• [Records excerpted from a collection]
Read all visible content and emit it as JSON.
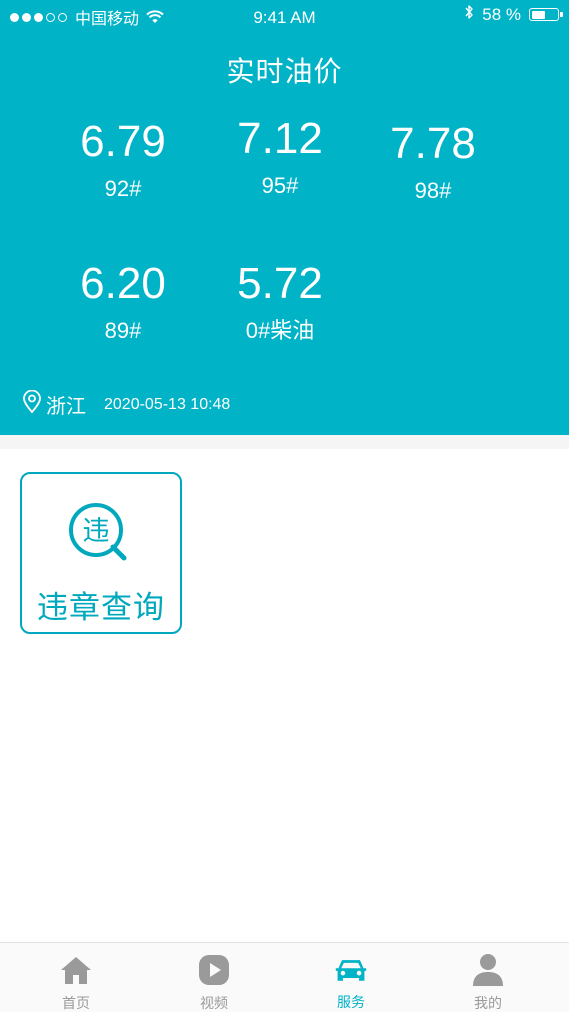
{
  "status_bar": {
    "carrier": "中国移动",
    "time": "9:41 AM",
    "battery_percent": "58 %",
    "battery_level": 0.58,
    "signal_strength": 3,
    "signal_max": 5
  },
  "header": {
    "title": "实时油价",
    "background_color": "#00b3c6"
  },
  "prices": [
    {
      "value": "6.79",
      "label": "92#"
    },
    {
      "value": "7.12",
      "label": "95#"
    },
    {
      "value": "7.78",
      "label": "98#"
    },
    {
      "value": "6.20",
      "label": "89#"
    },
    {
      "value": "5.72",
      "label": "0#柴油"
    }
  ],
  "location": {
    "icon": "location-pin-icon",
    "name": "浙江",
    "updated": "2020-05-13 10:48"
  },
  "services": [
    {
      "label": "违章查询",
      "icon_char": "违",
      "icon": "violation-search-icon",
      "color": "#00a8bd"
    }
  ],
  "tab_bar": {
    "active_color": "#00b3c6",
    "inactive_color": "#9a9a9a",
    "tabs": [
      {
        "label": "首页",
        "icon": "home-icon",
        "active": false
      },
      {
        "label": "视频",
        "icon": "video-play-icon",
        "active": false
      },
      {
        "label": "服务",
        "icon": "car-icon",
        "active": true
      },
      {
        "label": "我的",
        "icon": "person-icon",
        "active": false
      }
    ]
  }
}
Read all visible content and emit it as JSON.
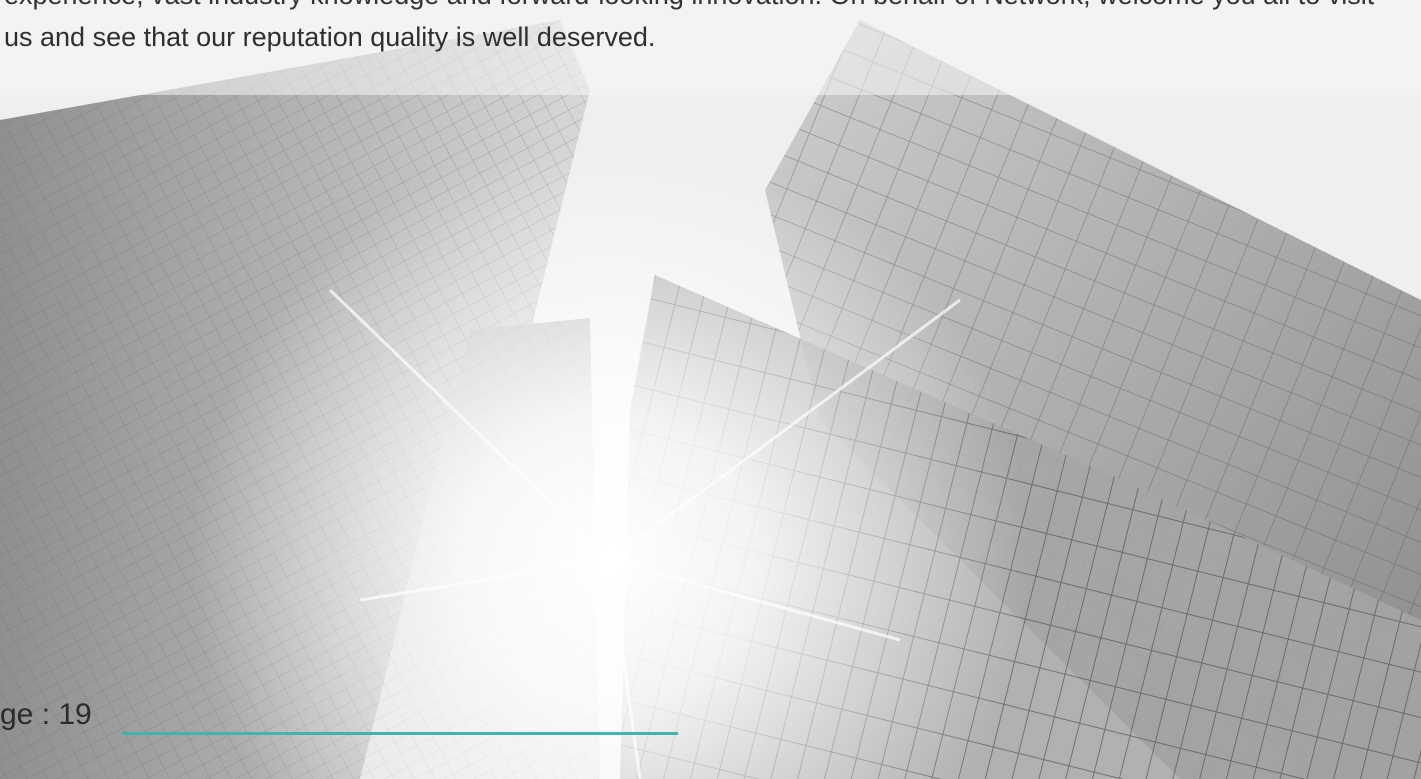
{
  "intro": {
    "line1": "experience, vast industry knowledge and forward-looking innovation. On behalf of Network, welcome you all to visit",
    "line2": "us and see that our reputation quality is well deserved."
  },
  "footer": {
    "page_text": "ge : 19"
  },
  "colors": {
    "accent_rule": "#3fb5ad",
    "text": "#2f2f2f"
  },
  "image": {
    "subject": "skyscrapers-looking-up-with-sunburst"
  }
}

• [To be done] Copy all the lines of data exactly as they appear, dropping any images.

• [In response]
Read all visible content and emit it as JSON.
{
  "status_bar": {
    "carrier": "中国移动",
    "time": "9:41 AM",
    "battery_percent": "58 %",
    "battery_level": 0.58,
    "signal_strength": 3,
    "signal_max": 5
  },
  "header": {
    "title": "实时油价",
    "background_color": "#00b3c6"
  },
  "prices": [
    {
      "value": "6.79",
      "label": "92#"
    },
    {
      "value": "7.12",
      "label": "95#"
    },
    {
      "value": "7.78",
      "label": "98#"
    },
    {
      "value": "6.20",
      "label": "89#"
    },
    {
      "value": "5.72",
      "label": "0#柴油"
    }
  ],
  "location": {
    "icon": "location-pin-icon",
    "name": "浙江",
    "updated": "2020-05-13 10:48"
  },
  "services": [
    {
      "label": "违章查询",
      "icon_char": "违",
      "icon": "violation-search-icon",
      "color": "#00a8bd"
    }
  ],
  "tab_bar": {
    "active_color": "#00b3c6",
    "inactive_color": "#9a9a9a",
    "tabs": [
      {
        "label": "首页",
        "icon": "home-icon",
        "active": false
      },
      {
        "label": "视频",
        "icon": "video-play-icon",
        "active": false
      },
      {
        "label": "服务",
        "icon": "car-icon",
        "active": true
      },
      {
        "label": "我的",
        "icon": "person-icon",
        "active": false
      }
    ]
  }
}
Read all visible content and emit it as JSON.
{
  "intro": {
    "line1": "experience, vast industry knowledge and forward-looking innovation. On behalf of Network, welcome you all to visit",
    "line2": "us and see that our reputation quality is well deserved."
  },
  "footer": {
    "page_text": "ge : 19"
  },
  "colors": {
    "accent_rule": "#3fb5ad",
    "text": "#2f2f2f"
  },
  "image": {
    "subject": "skyscrapers-looking-up-with-sunburst"
  }
}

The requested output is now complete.